Pick out the lines below that include the string "Disk".

__DATA SECTION__
====================

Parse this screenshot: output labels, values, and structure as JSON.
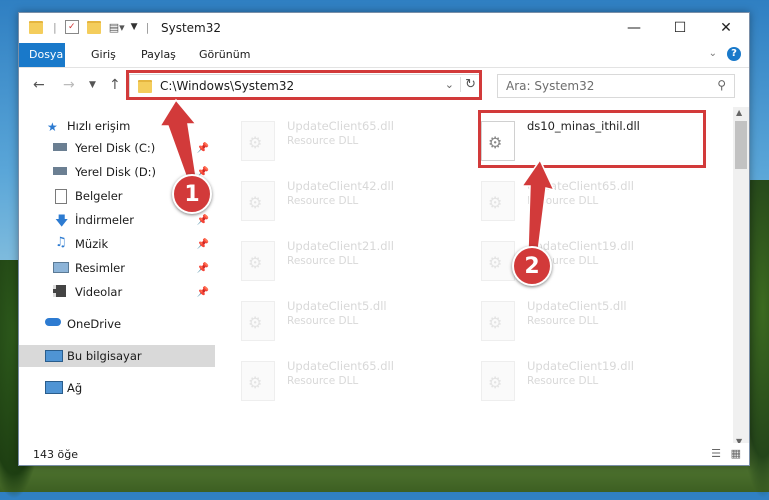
{
  "window": {
    "title": "System32"
  },
  "ribbon": {
    "tabs": [
      "Dosya",
      "Giriş",
      "Paylaş",
      "Görünüm"
    ]
  },
  "address": {
    "path": "C:\\Windows\\System32",
    "search_placeholder": "Ara: System32"
  },
  "nav": {
    "items": [
      {
        "label": "Hızlı erişim",
        "icon": "star-icon"
      },
      {
        "label": "Yerel Disk (C:)",
        "icon": "drive-icon",
        "pinned": true
      },
      {
        "label": "Yerel Disk (D:)",
        "icon": "drive-icon",
        "pinned": true
      },
      {
        "label": "Belgeler",
        "icon": "documents-icon"
      },
      {
        "label": "İndirmeler",
        "icon": "download-icon",
        "pinned": true
      },
      {
        "label": "Müzik",
        "icon": "music-icon",
        "pinned": true
      },
      {
        "label": "Resimler",
        "icon": "pictures-icon",
        "pinned": true
      },
      {
        "label": "Videolar",
        "icon": "video-icon",
        "pinned": true
      },
      {
        "label": "OneDrive",
        "icon": "cloud-icon"
      },
      {
        "label": "Bu bilgisayar",
        "icon": "computer-icon",
        "selected": true
      },
      {
        "label": "Ağ",
        "icon": "network-icon"
      }
    ]
  },
  "files": [
    {
      "name": "UpdateClient65.dll",
      "type": "Resource DLL"
    },
    {
      "name": "ds10_minas_ithil.dll",
      "type": ""
    },
    {
      "name": "UpdateClient42.dll",
      "type": "Resource DLL"
    },
    {
      "name": "UpdateClient65.dll",
      "type": "Resource DLL"
    },
    {
      "name": "UpdateClient21.dll",
      "type": "Resource DLL"
    },
    {
      "name": "UpdateClient19.dll",
      "type": "Resource DLL"
    },
    {
      "name": "UpdateClient5.dll",
      "type": "Resource DLL"
    },
    {
      "name": "UpdateClient5.dll",
      "type": "Resource DLL"
    },
    {
      "name": "UpdateClient65.dll",
      "type": "Resource DLL"
    },
    {
      "name": "UpdateClient19.dll",
      "type": "Resource DLL"
    }
  ],
  "status": {
    "count": "143 öğe"
  },
  "callouts": [
    "1",
    "2"
  ],
  "colors": {
    "accent": "#1979ca",
    "highlight": "#d23a3a"
  }
}
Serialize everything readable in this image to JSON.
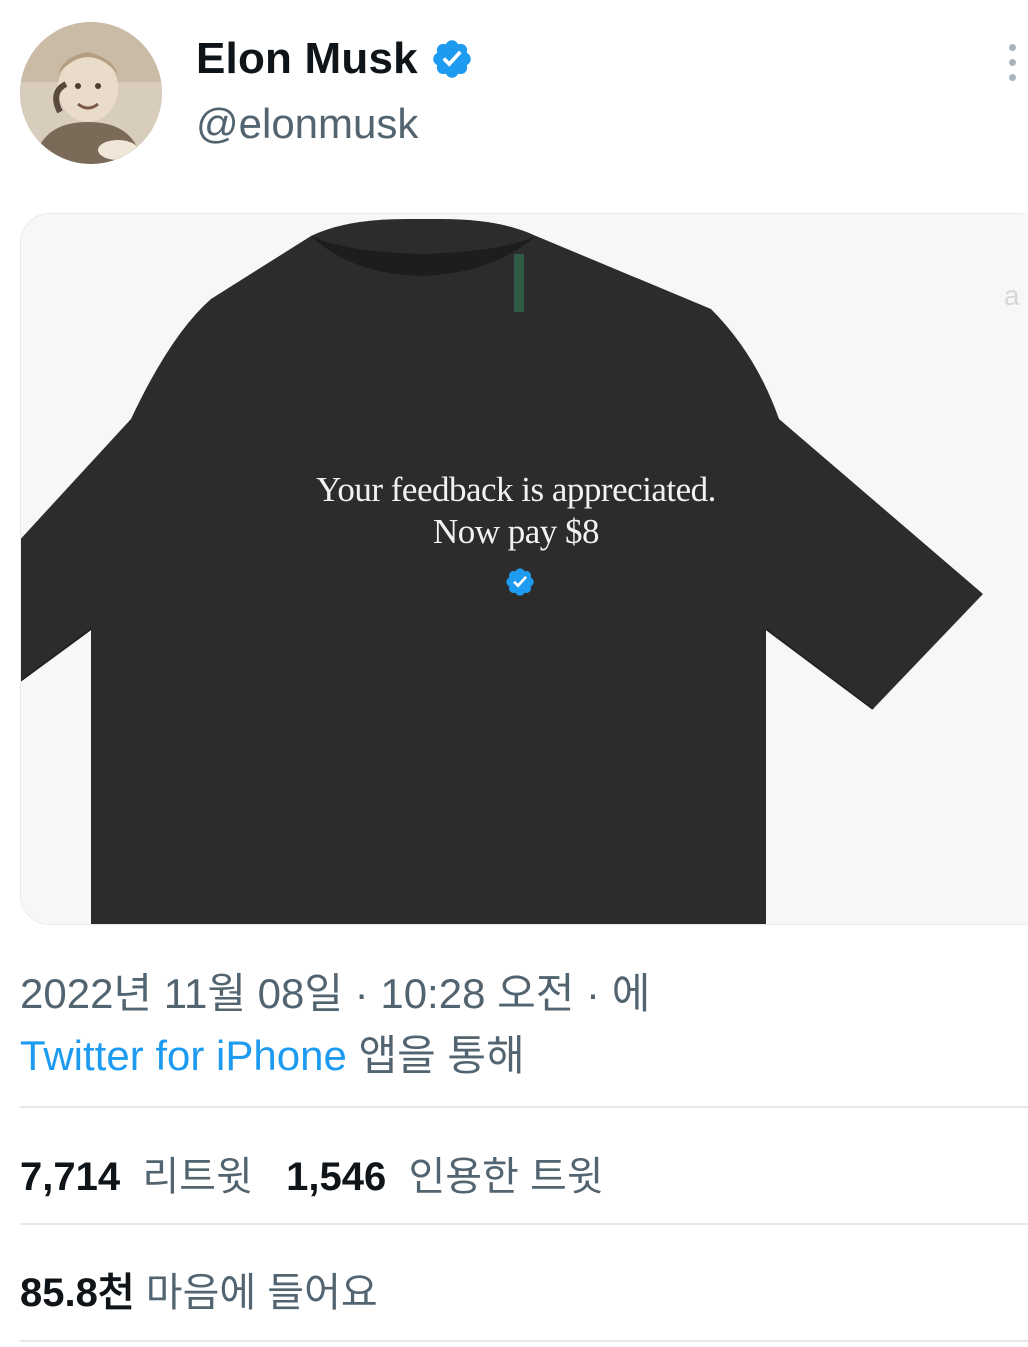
{
  "author": {
    "display_name": "Elon Musk",
    "handle": "@elonmusk",
    "verified": true
  },
  "media": {
    "shirt_text_line1": "Your feedback is appreciated.",
    "shirt_text_line2": "Now pay $8",
    "watermark_fragment": "a"
  },
  "meta": {
    "timestamp": "2022년 11월 08일 · 10:28 오전 · 에",
    "source": "Twitter for iPhone",
    "source_suffix": " 앱을 통해"
  },
  "stats": {
    "retweets_count": "7,714",
    "retweets_label": "리트윗",
    "quotes_count": "1,546",
    "quotes_label": "인용한 트윗",
    "likes_count": "85.8천",
    "likes_label": "마음에 들어요"
  },
  "colors": {
    "link": "#1d9bf0",
    "secondary_text": "#536471",
    "shirt": "#2b2b2b",
    "verified": "#1d9bf0"
  },
  "icons": {
    "verified": "verified-badge-icon",
    "more": "more-vertical-icon"
  }
}
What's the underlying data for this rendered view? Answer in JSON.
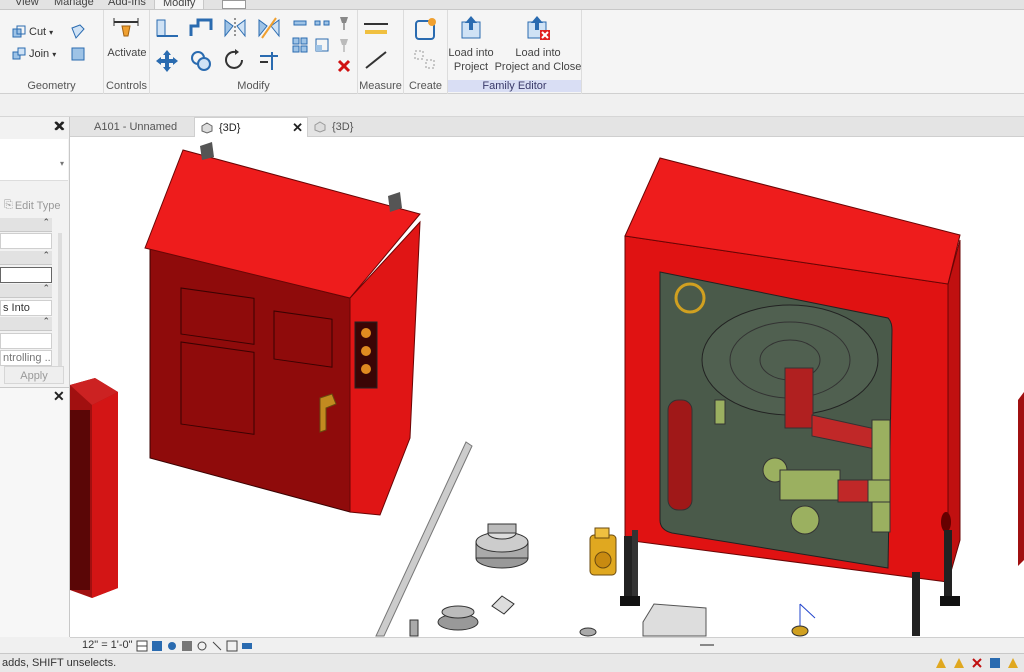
{
  "ribbon_tabs": [
    {
      "label": "View"
    },
    {
      "label": "Manage"
    },
    {
      "label": "Add-Ins"
    },
    {
      "label": "Modify"
    }
  ],
  "ribbon": {
    "geometry": {
      "cut_label": "Cut",
      "join_label": "Join",
      "panel_label": "Geometry"
    },
    "controls": {
      "activate_label": "Activate",
      "panel_label": "Controls"
    },
    "modify": {
      "panel_label": "Modify"
    },
    "measure": {
      "panel_label": "Measure"
    },
    "create": {
      "panel_label": "Create"
    },
    "family_editor": {
      "load_into_project_line1": "Load into",
      "load_into_project_line2": "Project",
      "load_close_line1": "Load into",
      "load_close_line2": "Project and Close",
      "panel_label": "Family Editor"
    }
  },
  "properties": {
    "edit_type_label": "Edit Type",
    "rows": [
      "s Into",
      "ntrolling ..."
    ],
    "apply_label": "Apply"
  },
  "view_tabs": [
    {
      "label": "A101 - Unnamed"
    },
    {
      "label": "{3D}"
    },
    {
      "label": "{3D}"
    }
  ],
  "view_bar": {
    "scale": "12\" = 1'-0\""
  },
  "status": {
    "text": "adds, SHIFT unselects."
  },
  "colors": {
    "cabinet_red": "#e01010",
    "cabinet_dark": "#7a0a0a",
    "ribbon_bg": "#f5f5f5",
    "family_editor": "#d9def4"
  }
}
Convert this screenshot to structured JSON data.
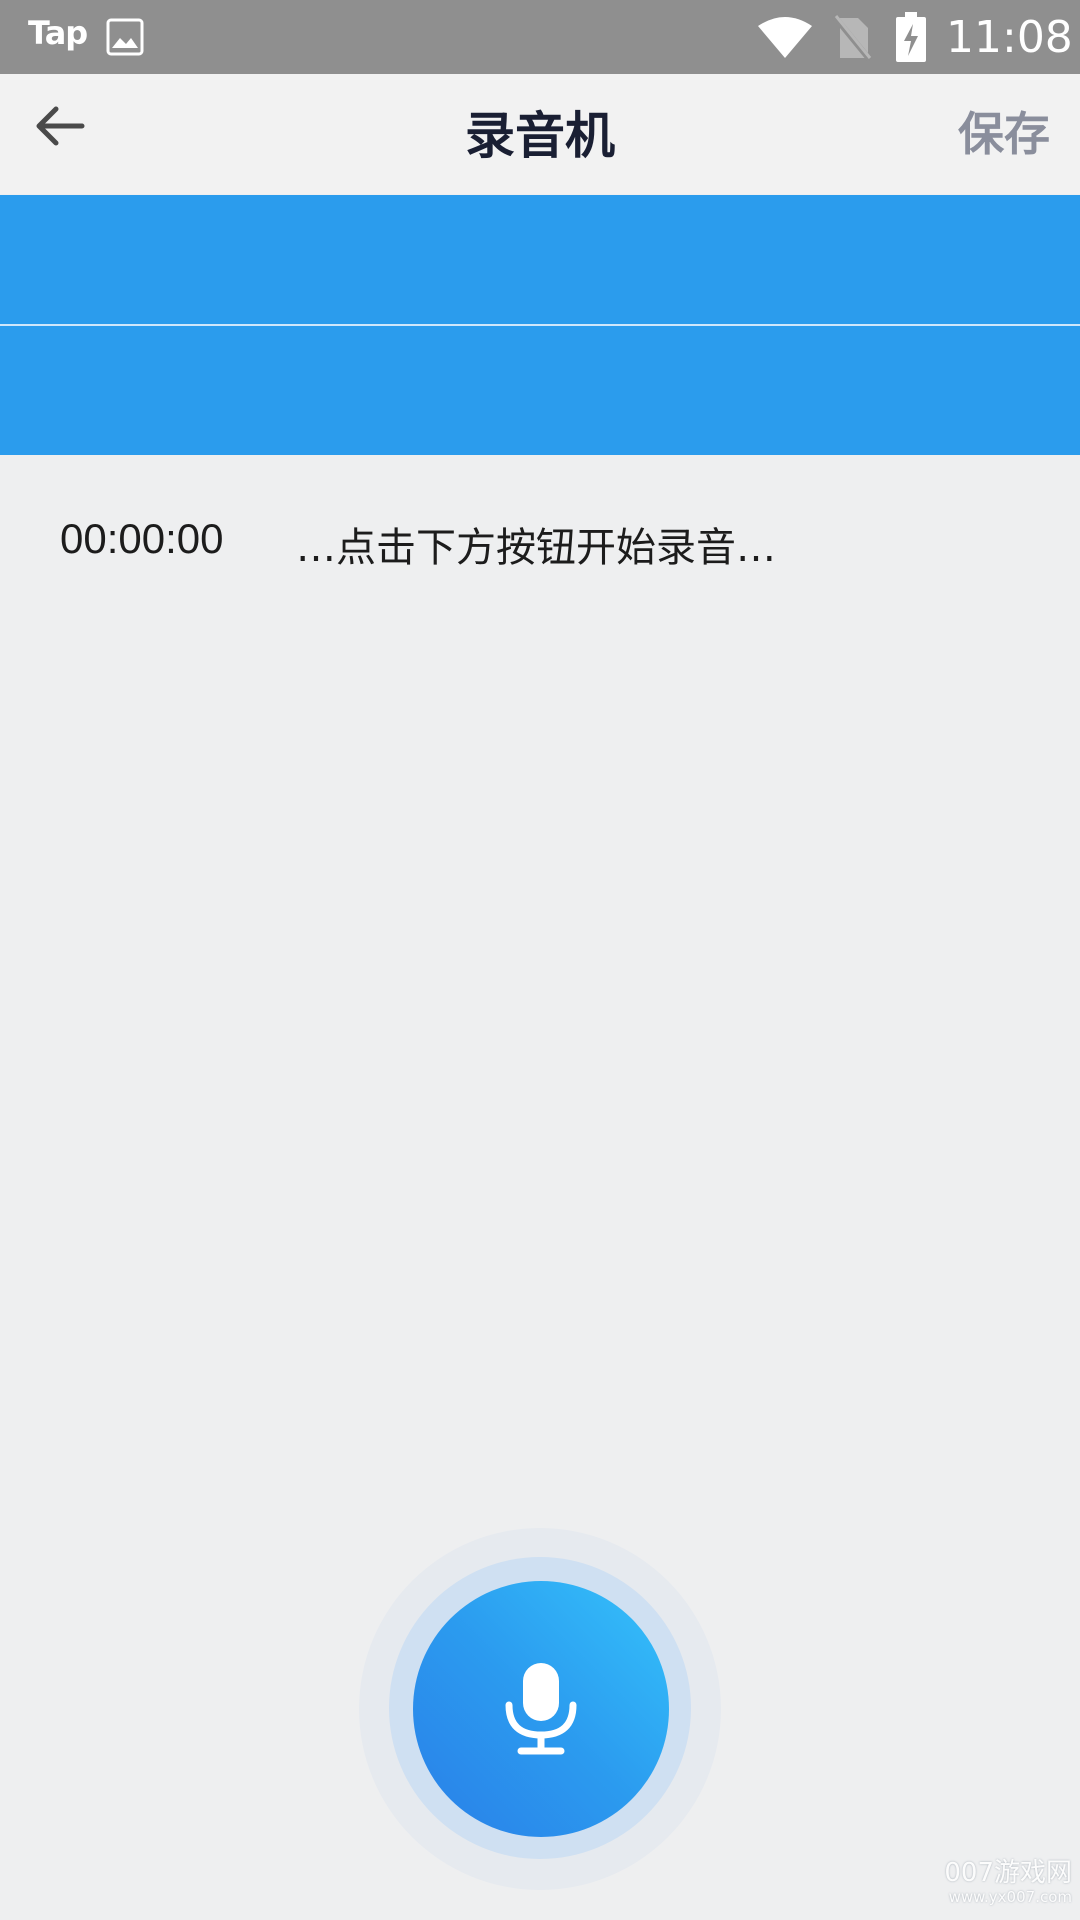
{
  "status_bar": {
    "carrier_label": "Tap",
    "time": "11:08",
    "icons": [
      "gallery-icon",
      "wifi-icon",
      "no-sim-icon",
      "battery-charging-icon"
    ]
  },
  "app_bar": {
    "back_icon": "arrow-left-icon",
    "title": "录音机",
    "save_label": "保存"
  },
  "waveform": {
    "color": "#2b9ced"
  },
  "recording": {
    "elapsed": "00:00:00",
    "hint": "…点击下方按钮开始录音…"
  },
  "record_button": {
    "icon": "microphone-icon"
  },
  "watermark": {
    "main": "007游戏网",
    "url": "www.yx007.com"
  },
  "colors": {
    "status_bar": "#8f8f8f",
    "background": "#eeeff0",
    "accent": "#2b9ced",
    "title": "#1a1f33",
    "save": "#8a8e9c"
  }
}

====================

__EXPECTED ANSWER__
        "label": "Yerel Disk (C:)",
        "label": "Yerel Disk (D:)",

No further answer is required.